====== DATA EXCERPTS
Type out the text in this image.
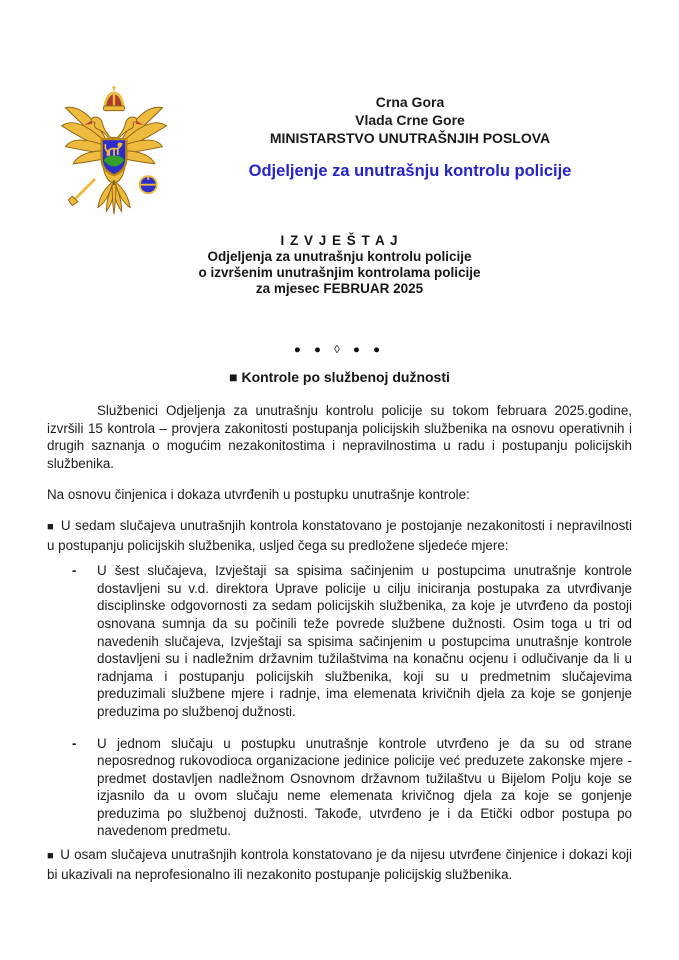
Crna Gora
Vlada Crne Gore
MINISTARSTVO UNUTRAŠNJIH POSLOVA
Odjeljenje za unutrašnju kontrolu policije
I Z V J E Š T A J
Odjeljenja za unutrašnju kontrolu policije
o izvršenim unutrašnjim kontrolama policije
za mjesec FEBRUAR 2025
● ● ◊ ● ●
■ Kontrole po službenoj dužnosti

Službenici Odjeljenja za unutrašnju kontrolu policije su tokom februara 2025.godine, izvršili 15 kontrola – provjera zakonitosti postupanja policijskih službenika na osnovu operativnih i drugih saznanja o mogućim nezakonitostima i nepravilnostima u radu i postupanju policijskih službenika.

Na osnovu činjenica i dokaza utvrđenih u postupku unutrašnje kontrole:

■ U sedam slučajeva unutrašnjih kontrola konstatovano je postojanje nezakonitosti i nepravilnosti u postupanju policijskih službenika, usljed čega su predložene sljedeće mjere:

- U šest slučajeva, Izvještaji sa spisima sačinjenim u postupcima unutrašnje kontrole dostavljeni su v.d. direktora Uprave policije u cilju iniciranja postupaka za utvrđivanje disciplinske odgovornosti za sedam policijskih službenika, za koje je utvrđeno da postoji osnovana sumnja da su počinili teže povrede službene dužnosti. Osim toga u tri od navedenih slučajeva, Izvještaji sa spisima sačinjenim u postupcima unutrašnje kontrole dostavljeni su i nadležnim državnim tužilaštvima na konačnu ocjenu i odlučivanje da li u radnjama i postupanju policijskih službenika, koji su u predmetnim slučajevima preduzimali službene mjere i radnje, ima elemenata krivičnih djela za koje se gonjenje preduzima po službenoj dužnosti.
- U jednom slučaju u postupku unutrašnje kontrole utvrđeno je da su od strane neposrednog rukovodioca organizacione jedinice policije već preduzete zakonske mjere - predmet dostavljen nadležnom Osnovnom državnom tužilaštvu u Bijelom Polju koje se izjasnilo da u ovom slučaju neme elemenata krivičnog djela za koje se gonjenje preduzima po službenoj dužnosti. Takođe, utvrđeno je i da Etički odbor postupa po navedenom predmetu.

■ U osam slučajeva unutrašnjih kontrola konstatovano je da nijesu utvrđene činjenice i dokazi koji bi ukazivali na neprofesionalno ili nezakonito postupanje policijskig službenika.
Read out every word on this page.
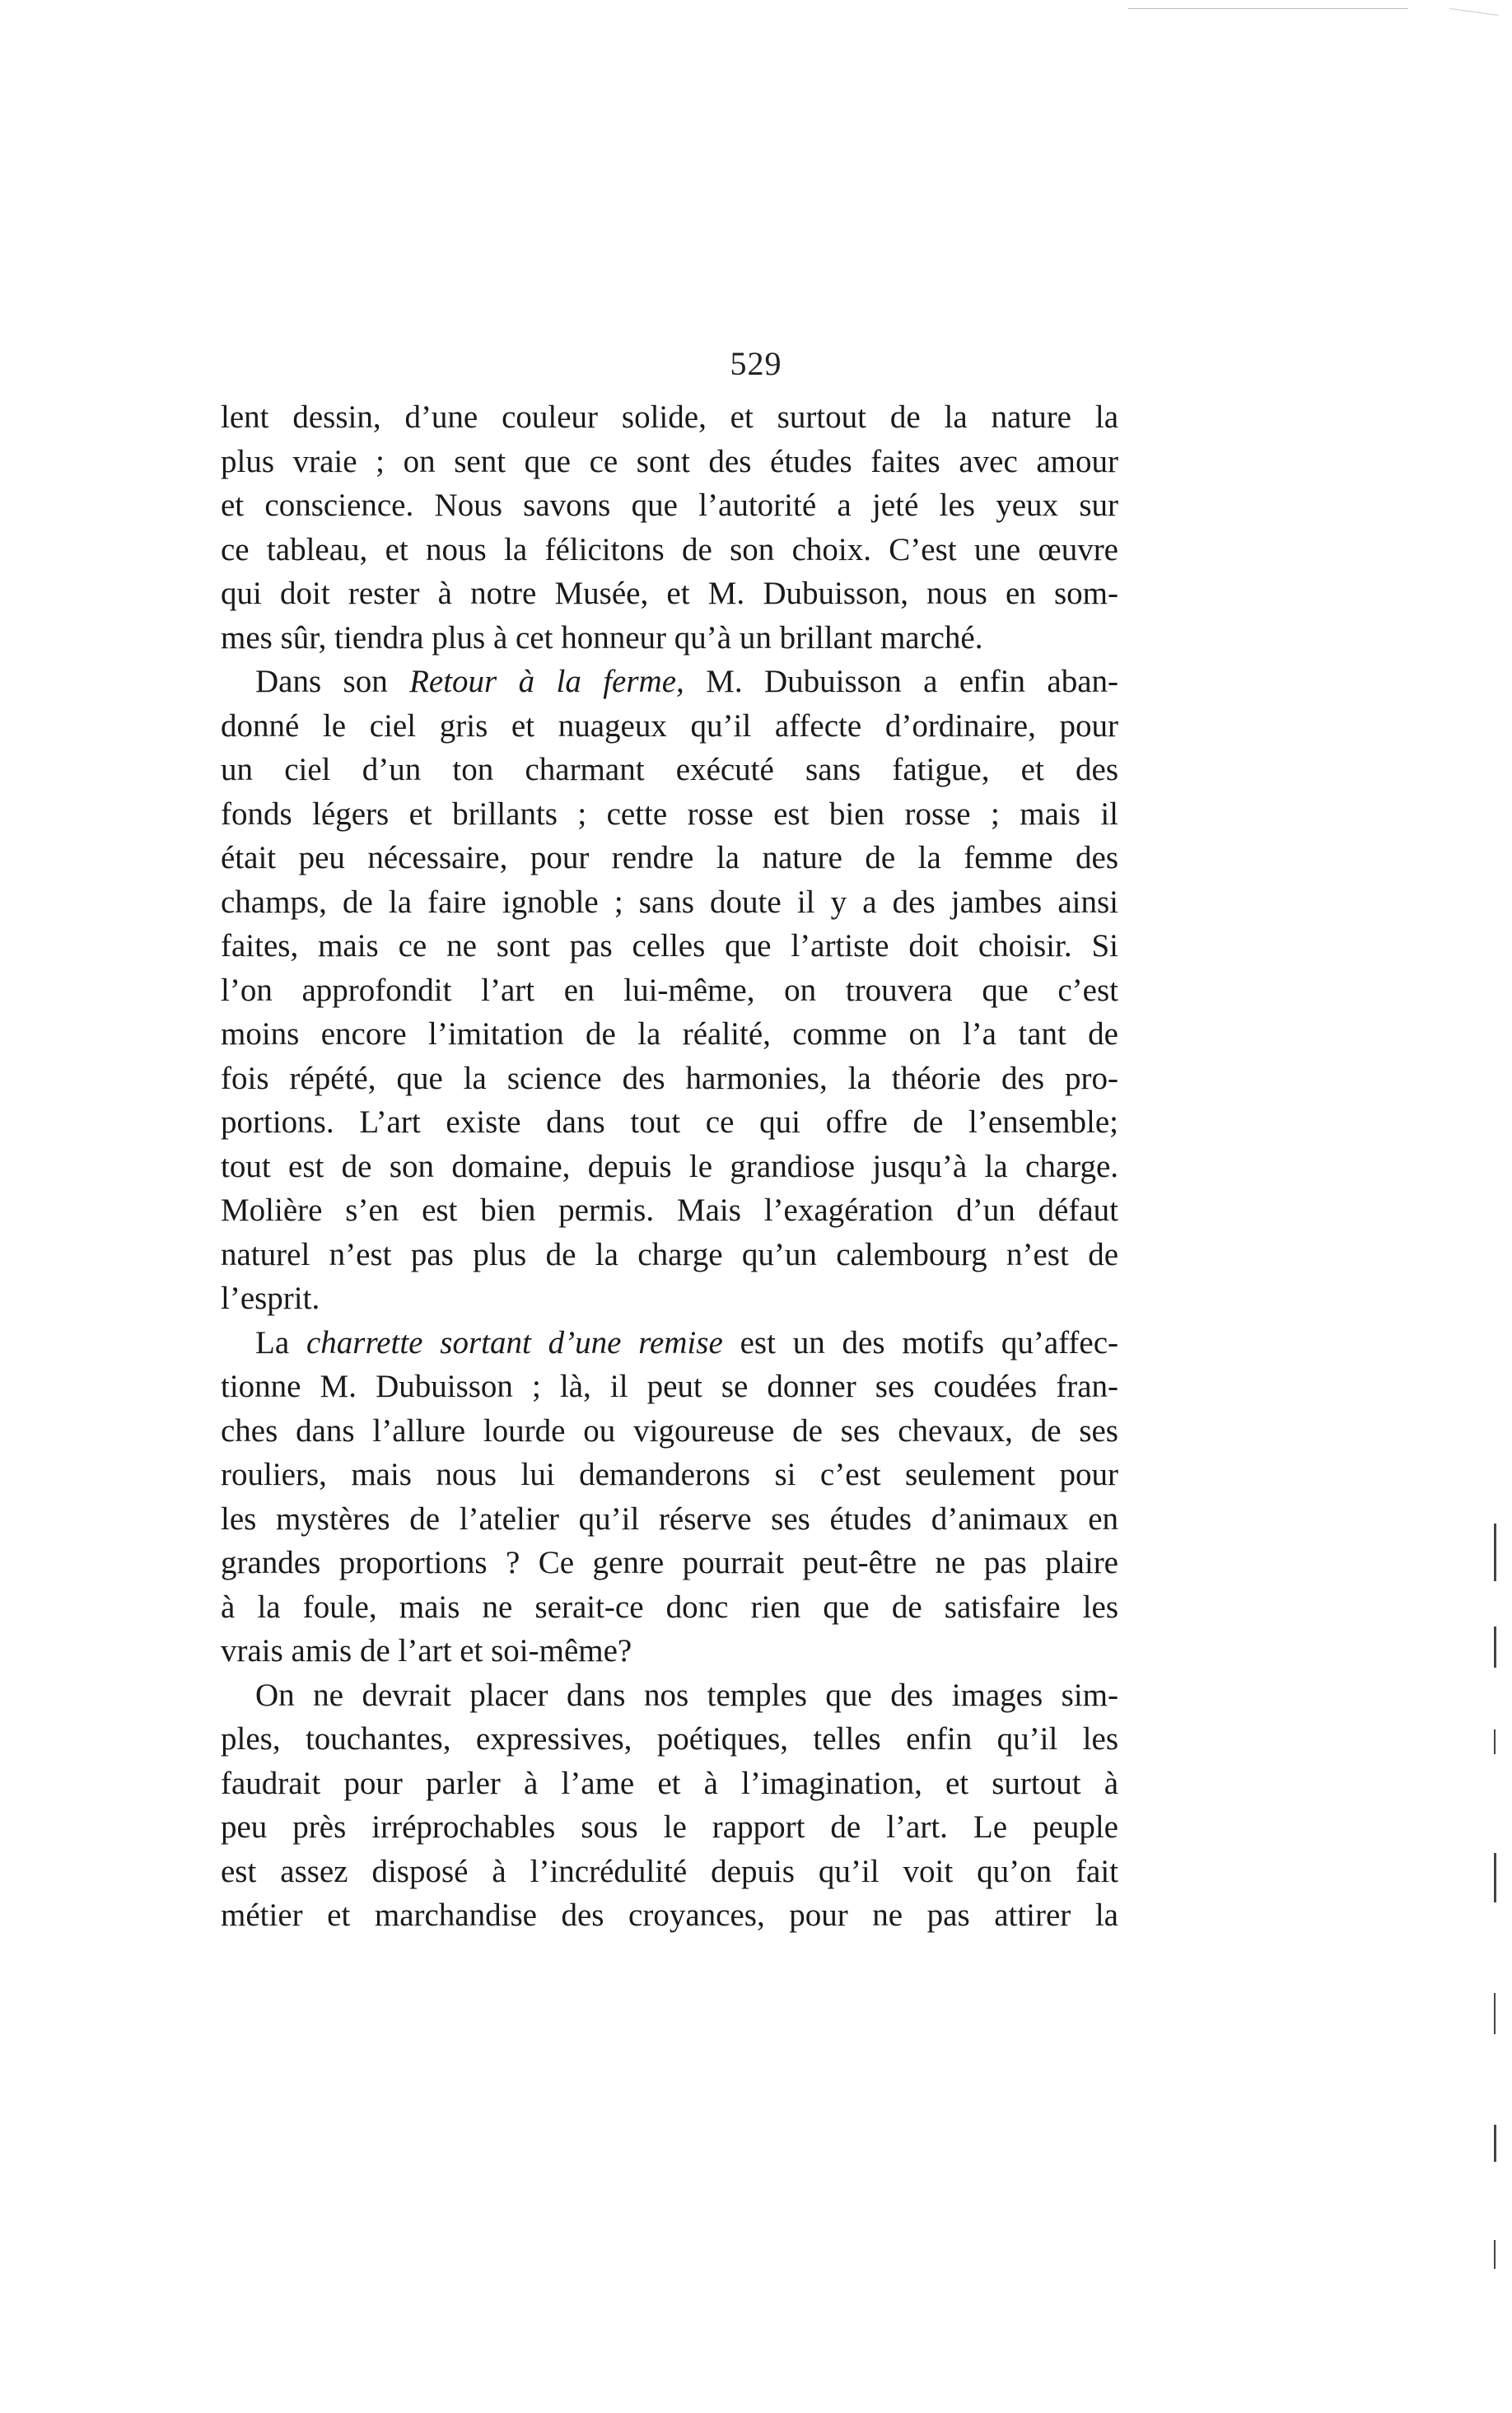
529
lent dessin, d’une couleur solide, et surtout de la nature la
plus vraie ; on sent que ce sont des études faites avec amour
et conscience. Nous savons que l’autorité a jeté les yeux sur
ce tableau, et nous la félicitons de son choix. C’est une œuvre
qui doit rester à notre Musée, et M. Dubuisson, nous en som-
mes sûr, tiendra plus à cet honneur qu’à un brillant marché.
Dans son Retour à la ferme, M. Dubuisson a enfin aban-
donné le ciel gris et nuageux qu’il affecte d’ordinaire, pour
un ciel d’un ton charmant exécuté sans fatigue, et des
fonds légers et brillants ; cette rosse est bien rosse ; mais il
était peu nécessaire, pour rendre la nature de la femme des
champs, de la faire ignoble ; sans doute il y a des jambes ainsi
faites, mais ce ne sont pas celles que l’artiste doit choisir. Si
l’on approfondit l’art en lui-même, on trouvera que c’est
moins encore l’imitation de la réalité, comme on l’a tant de
fois répété, que la science des harmonies, la théorie des pro-
portions. L’art existe dans tout ce qui offre de l’ensemble;
tout est de son domaine, depuis le grandiose jusqu’à la charge.
Molière s’en est bien permis. Mais l’exagération d’un défaut
naturel n’est pas plus de la charge qu’un calembourg n’est de
l’esprit.
La charrette sortant d’une remise est un des motifs qu’affec-
tionne M. Dubuisson ; là, il peut se donner ses coudées fran-
ches dans l’allure lourde ou vigoureuse de ses chevaux, de ses
rouliers, mais nous lui demanderons si c’est seulement pour
les mystères de l’atelier qu’il réserve ses études d’animaux en
grandes proportions ? Ce genre pourrait peut-être ne pas plaire
à la foule, mais ne serait-ce donc rien que de satisfaire les
vrais amis de l’art et soi-même?
On ne devrait placer dans nos temples que des images sim-
ples, touchantes, expressives, poétiques, telles enfin qu’il les
faudrait pour parler à l’ame et à l’imagination, et surtout à
peu près irréprochables sous le rapport de l’art. Le peuple
est assez disposé à l’incrédulité depuis qu’il voit qu’on fait
métier et marchandise des croyances, pour ne pas attirer la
============
The answer must consist solely of the number of lines in the entries that contain the word "elemenata".

▶ [WORKED ANSWER] 2